◆ Stored data entries:
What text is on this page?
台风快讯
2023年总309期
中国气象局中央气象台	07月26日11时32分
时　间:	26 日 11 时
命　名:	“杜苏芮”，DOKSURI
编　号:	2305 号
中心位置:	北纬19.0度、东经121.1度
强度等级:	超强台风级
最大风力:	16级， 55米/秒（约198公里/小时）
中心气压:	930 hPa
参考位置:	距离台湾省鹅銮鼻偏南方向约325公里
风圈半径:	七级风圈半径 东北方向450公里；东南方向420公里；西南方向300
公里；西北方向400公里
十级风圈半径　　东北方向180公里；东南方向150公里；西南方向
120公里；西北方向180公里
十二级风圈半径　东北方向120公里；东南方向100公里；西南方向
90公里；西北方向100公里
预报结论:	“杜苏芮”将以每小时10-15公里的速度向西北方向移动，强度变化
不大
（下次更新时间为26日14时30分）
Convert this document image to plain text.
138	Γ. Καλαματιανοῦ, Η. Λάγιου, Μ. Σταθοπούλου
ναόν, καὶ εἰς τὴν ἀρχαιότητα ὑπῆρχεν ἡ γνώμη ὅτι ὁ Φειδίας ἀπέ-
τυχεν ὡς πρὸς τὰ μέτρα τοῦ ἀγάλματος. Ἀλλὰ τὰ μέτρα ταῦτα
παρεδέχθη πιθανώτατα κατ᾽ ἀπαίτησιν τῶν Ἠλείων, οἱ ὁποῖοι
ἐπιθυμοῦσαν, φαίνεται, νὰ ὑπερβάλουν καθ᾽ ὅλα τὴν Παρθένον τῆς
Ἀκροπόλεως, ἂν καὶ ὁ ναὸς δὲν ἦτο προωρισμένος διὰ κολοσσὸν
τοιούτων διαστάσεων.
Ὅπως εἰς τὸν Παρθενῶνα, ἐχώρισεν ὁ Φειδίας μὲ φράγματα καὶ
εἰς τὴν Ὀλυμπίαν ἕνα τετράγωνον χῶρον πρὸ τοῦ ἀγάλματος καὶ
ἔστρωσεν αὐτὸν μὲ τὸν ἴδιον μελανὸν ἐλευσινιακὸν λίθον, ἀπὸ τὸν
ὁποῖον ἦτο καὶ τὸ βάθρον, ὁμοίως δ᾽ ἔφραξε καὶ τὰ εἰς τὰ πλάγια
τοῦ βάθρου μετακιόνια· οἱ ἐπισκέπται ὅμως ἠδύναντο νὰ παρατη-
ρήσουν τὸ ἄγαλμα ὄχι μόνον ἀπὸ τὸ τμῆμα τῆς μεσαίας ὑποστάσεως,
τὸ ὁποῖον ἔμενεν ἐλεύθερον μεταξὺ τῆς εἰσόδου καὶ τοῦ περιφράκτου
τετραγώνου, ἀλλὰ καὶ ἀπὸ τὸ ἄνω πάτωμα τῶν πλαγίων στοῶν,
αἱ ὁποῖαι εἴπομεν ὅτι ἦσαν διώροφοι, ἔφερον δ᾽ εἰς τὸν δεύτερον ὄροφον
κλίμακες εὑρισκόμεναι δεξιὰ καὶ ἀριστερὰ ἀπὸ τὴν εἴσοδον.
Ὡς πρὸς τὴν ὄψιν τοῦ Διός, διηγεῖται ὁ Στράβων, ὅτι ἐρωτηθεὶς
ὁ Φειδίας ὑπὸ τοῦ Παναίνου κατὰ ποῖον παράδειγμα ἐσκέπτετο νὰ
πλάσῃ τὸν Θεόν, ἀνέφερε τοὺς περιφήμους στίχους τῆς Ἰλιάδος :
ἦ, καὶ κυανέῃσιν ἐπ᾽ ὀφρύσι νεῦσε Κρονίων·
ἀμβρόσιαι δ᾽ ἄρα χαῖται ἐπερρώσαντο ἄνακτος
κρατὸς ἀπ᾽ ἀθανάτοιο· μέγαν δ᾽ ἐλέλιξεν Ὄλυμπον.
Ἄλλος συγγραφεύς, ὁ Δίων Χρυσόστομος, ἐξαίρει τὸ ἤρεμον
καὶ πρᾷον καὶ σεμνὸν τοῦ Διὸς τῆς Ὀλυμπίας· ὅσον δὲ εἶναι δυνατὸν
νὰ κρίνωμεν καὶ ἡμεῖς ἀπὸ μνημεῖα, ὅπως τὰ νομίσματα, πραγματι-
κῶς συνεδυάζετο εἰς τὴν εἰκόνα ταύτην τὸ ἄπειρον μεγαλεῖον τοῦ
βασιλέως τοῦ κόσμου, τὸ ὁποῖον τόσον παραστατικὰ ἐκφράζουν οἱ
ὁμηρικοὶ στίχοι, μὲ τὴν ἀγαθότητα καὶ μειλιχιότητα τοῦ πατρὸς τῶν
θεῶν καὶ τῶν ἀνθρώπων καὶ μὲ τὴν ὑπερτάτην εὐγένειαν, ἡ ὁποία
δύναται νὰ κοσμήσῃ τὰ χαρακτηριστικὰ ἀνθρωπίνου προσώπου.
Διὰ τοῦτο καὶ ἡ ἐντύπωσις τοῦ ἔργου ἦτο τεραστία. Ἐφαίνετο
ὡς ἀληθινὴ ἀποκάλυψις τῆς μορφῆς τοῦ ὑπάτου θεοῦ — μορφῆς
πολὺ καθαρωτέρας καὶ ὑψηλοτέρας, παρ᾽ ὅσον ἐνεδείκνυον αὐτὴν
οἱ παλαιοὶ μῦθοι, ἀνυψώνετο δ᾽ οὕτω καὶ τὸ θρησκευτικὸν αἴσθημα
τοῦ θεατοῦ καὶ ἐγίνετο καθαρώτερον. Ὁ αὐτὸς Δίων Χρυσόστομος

...

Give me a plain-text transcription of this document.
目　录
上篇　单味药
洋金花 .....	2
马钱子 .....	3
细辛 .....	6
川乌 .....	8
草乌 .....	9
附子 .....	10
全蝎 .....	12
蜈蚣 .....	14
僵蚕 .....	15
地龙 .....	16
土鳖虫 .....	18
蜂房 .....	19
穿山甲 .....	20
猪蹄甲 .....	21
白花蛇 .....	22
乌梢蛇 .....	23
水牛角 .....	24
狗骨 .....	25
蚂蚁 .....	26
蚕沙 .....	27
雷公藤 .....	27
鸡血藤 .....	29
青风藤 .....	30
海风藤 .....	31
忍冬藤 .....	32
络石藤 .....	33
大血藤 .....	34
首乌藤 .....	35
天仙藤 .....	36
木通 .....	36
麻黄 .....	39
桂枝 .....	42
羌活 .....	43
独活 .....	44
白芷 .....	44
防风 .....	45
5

◆ Required work:
Only lines with the word "Χρυσόστομος" are wanted, so copy each one from the records.

◆ Response to the task:
Ἄλλος συγγραφεύς, ὁ Δίων Χρυσόστομος, ἐξαίρει τὸ ἤρεμον
τοῦ θεατοῦ καὶ ἐγίνετο καθαρώτερον. Ὁ αὐτὸς Δίων Χρυσόστομος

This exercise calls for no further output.